● **Task directions**: Please rewrite the rows from the one containing "gauge-fill [390, 141, 549, 229]" down to the one containing "legend-item[interactable]: 2014 [813, 668, 860, 682]", putting "x-axis-label" wherever "x-tick-label" appears and leaving everything else unchanged. Return only those rows.

- - -

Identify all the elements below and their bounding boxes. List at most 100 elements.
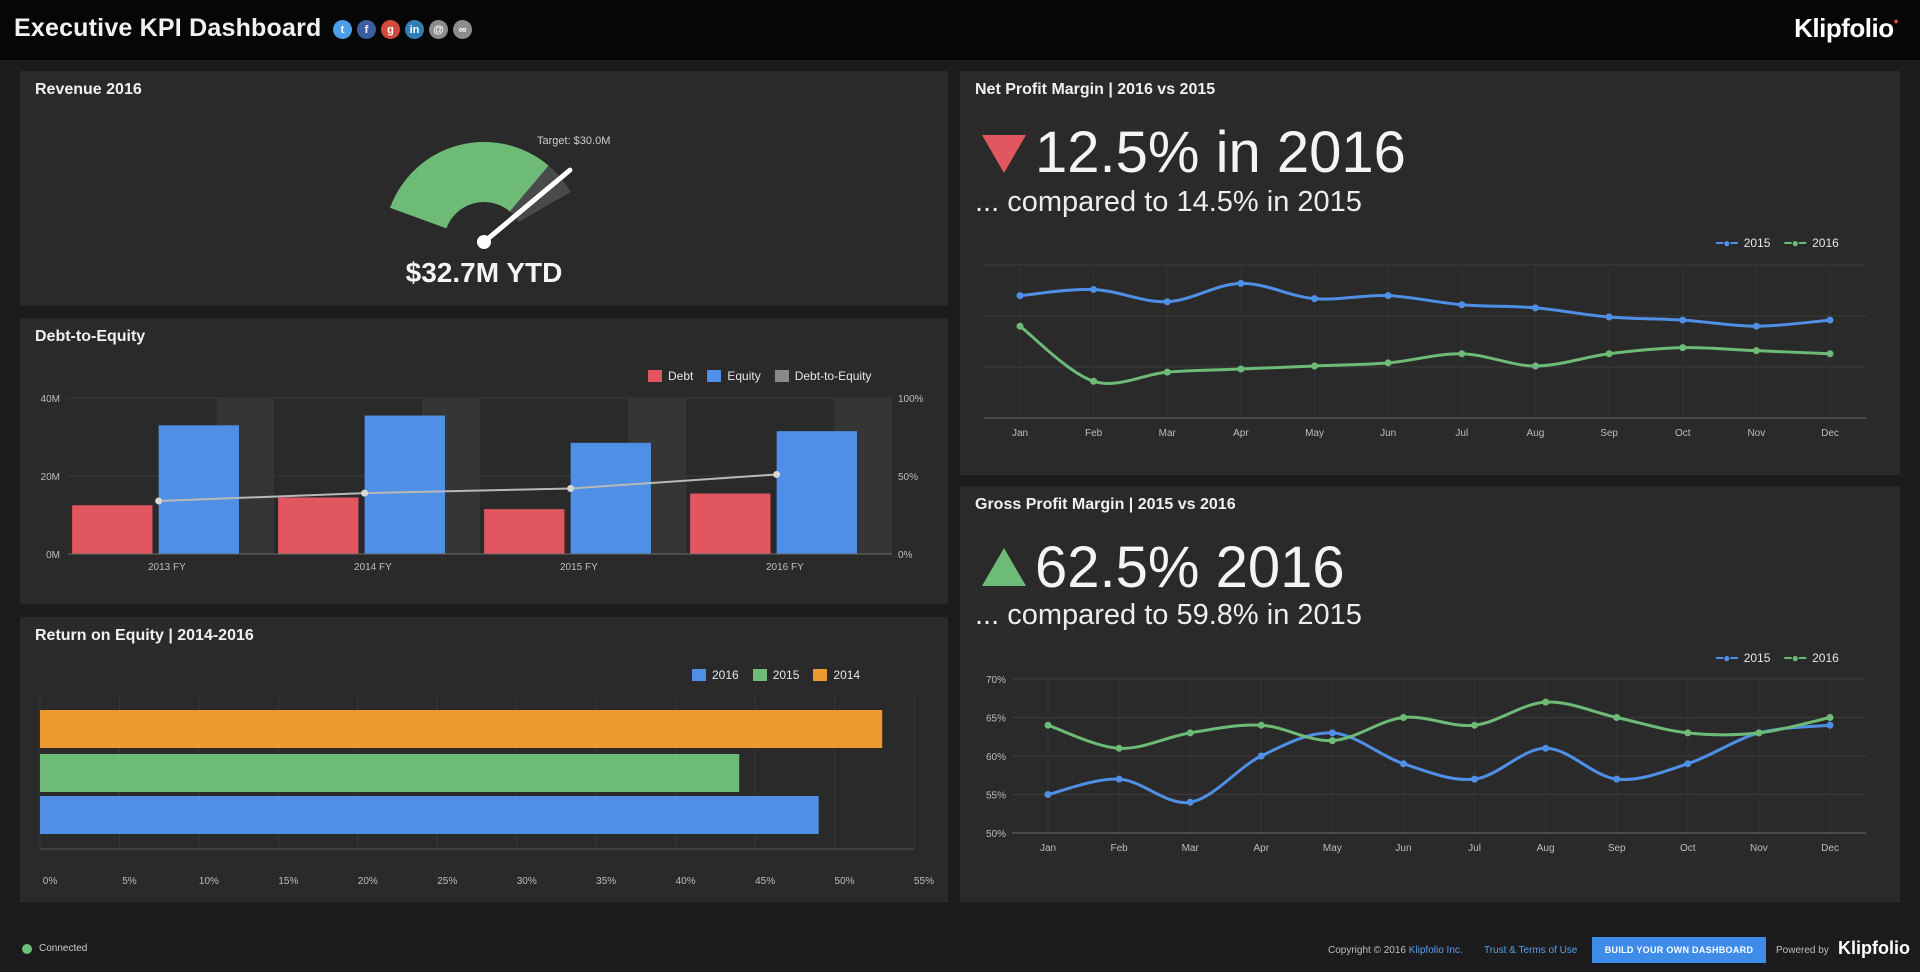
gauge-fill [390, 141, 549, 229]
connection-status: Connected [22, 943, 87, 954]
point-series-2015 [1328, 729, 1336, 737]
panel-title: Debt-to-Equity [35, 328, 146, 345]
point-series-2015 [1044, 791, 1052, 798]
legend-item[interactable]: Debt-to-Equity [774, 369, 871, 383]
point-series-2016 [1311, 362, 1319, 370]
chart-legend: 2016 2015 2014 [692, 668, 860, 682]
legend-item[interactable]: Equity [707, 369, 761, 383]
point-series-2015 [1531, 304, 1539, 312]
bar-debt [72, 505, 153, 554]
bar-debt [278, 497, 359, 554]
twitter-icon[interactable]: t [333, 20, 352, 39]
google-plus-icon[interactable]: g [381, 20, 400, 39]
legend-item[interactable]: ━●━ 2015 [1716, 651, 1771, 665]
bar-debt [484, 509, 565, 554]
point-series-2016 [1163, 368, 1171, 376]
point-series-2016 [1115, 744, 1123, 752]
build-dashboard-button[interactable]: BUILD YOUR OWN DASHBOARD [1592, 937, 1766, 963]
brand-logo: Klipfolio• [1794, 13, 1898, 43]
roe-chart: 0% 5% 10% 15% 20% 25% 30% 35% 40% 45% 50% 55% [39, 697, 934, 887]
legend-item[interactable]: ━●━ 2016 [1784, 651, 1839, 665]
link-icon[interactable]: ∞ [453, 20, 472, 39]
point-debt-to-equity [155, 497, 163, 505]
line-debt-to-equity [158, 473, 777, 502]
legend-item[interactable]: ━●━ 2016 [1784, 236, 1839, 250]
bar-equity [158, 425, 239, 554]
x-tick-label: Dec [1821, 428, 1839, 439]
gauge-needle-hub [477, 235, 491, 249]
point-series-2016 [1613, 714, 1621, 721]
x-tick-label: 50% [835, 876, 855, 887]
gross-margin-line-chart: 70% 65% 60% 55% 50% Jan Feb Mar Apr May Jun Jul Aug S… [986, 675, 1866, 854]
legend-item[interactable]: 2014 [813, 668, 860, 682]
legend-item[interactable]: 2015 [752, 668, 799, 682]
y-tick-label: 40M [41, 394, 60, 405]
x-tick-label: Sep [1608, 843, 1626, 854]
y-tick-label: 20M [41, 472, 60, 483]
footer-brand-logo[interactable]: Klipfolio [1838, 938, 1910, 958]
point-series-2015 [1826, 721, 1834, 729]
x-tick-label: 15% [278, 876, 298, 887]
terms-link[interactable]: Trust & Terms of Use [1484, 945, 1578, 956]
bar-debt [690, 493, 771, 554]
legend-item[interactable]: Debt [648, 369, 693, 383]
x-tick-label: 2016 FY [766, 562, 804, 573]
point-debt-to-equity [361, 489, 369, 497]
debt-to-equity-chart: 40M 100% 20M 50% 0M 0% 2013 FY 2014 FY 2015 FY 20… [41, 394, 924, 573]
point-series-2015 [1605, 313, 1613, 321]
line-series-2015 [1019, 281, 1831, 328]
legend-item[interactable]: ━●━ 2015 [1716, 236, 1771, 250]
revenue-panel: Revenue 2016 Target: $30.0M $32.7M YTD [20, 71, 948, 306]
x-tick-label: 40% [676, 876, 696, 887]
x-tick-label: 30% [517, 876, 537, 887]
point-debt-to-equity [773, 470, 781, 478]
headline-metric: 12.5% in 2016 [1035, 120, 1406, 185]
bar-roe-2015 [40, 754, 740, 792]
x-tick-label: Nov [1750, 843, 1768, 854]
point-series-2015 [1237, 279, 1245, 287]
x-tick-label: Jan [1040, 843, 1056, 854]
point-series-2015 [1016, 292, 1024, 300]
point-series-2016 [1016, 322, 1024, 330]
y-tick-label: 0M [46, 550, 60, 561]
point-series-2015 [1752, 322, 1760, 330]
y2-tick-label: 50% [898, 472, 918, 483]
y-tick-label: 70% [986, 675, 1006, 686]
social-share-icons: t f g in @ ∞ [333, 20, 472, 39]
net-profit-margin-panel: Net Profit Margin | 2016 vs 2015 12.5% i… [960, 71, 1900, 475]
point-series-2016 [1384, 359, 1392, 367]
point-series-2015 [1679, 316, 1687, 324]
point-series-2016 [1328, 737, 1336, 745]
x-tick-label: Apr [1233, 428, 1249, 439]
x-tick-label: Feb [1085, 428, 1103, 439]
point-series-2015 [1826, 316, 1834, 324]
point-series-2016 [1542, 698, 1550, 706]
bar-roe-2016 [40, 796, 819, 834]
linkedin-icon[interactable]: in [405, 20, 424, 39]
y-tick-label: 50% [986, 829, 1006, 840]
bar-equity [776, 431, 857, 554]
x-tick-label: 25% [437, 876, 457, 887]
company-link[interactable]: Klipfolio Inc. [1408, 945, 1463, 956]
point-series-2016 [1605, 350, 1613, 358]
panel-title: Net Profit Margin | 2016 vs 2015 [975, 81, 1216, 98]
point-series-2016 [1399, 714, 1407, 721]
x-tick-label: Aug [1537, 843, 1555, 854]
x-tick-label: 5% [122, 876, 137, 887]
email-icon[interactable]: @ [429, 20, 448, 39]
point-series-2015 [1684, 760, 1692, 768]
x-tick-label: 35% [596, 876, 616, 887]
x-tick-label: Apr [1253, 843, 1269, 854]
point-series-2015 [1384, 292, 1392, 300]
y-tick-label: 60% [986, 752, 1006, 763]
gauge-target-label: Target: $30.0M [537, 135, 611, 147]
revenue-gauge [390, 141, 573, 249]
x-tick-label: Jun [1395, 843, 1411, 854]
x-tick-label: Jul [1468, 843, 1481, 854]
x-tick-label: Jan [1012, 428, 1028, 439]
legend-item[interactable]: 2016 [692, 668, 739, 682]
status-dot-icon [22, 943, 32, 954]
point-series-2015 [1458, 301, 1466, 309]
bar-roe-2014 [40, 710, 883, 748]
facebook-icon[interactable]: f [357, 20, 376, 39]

- - -

● **Response to the task**:
gauge-fill [390, 141, 549, 229]
connection-status: Connected [22, 943, 87, 954]
point-series-2015 [1328, 729, 1336, 737]
panel-title: Debt-to-Equity [35, 328, 146, 345]
point-series-2015 [1044, 791, 1052, 798]
legend-item[interactable]: Debt-to-Equity [774, 369, 871, 383]
point-series-2016 [1311, 362, 1319, 370]
chart-legend: 2016 2015 2014 [692, 668, 860, 682]
legend-item[interactable]: Equity [707, 369, 761, 383]
point-series-2015 [1531, 304, 1539, 312]
bar-debt [72, 505, 153, 554]
bar-debt [278, 497, 359, 554]
twitter-icon[interactable]: t [333, 20, 352, 39]
google-plus-icon[interactable]: g [381, 20, 400, 39]
legend-item[interactable]: ━●━ 2015 [1716, 651, 1771, 665]
bar-debt [484, 509, 565, 554]
point-series-2016 [1163, 368, 1171, 376]
point-series-2016 [1115, 744, 1123, 752]
build-dashboard-button[interactable]: BUILD YOUR OWN DASHBOARD [1592, 937, 1766, 963]
brand-logo: Klipfolio• [1794, 13, 1898, 43]
roe-chart: 0% 5% 10% 15% 20% 25% 30% 35% 40% 45% 50% 55% [39, 697, 934, 887]
legend-item[interactable]: ━●━ 2016 [1784, 651, 1839, 665]
link-icon[interactable]: ∞ [453, 20, 472, 39]
point-debt-to-equity [155, 497, 163, 505]
line-debt-to-equity [158, 473, 777, 502]
legend-item[interactable]: ━●━ 2016 [1784, 236, 1839, 250]
bar-equity [158, 425, 239, 554]
x-axis-label: Dec [1821, 428, 1839, 439]
gauge-needle-hub [477, 235, 491, 249]
point-series-2016 [1613, 714, 1621, 721]
x-axis-label: 50% [835, 876, 855, 887]
gross-margin-line-chart: 70% 65% 60% 55% 50% Jan Feb Mar Apr May Jun Jul Aug S… [986, 675, 1866, 854]
legend-item[interactable]: 2014 [813, 668, 860, 682]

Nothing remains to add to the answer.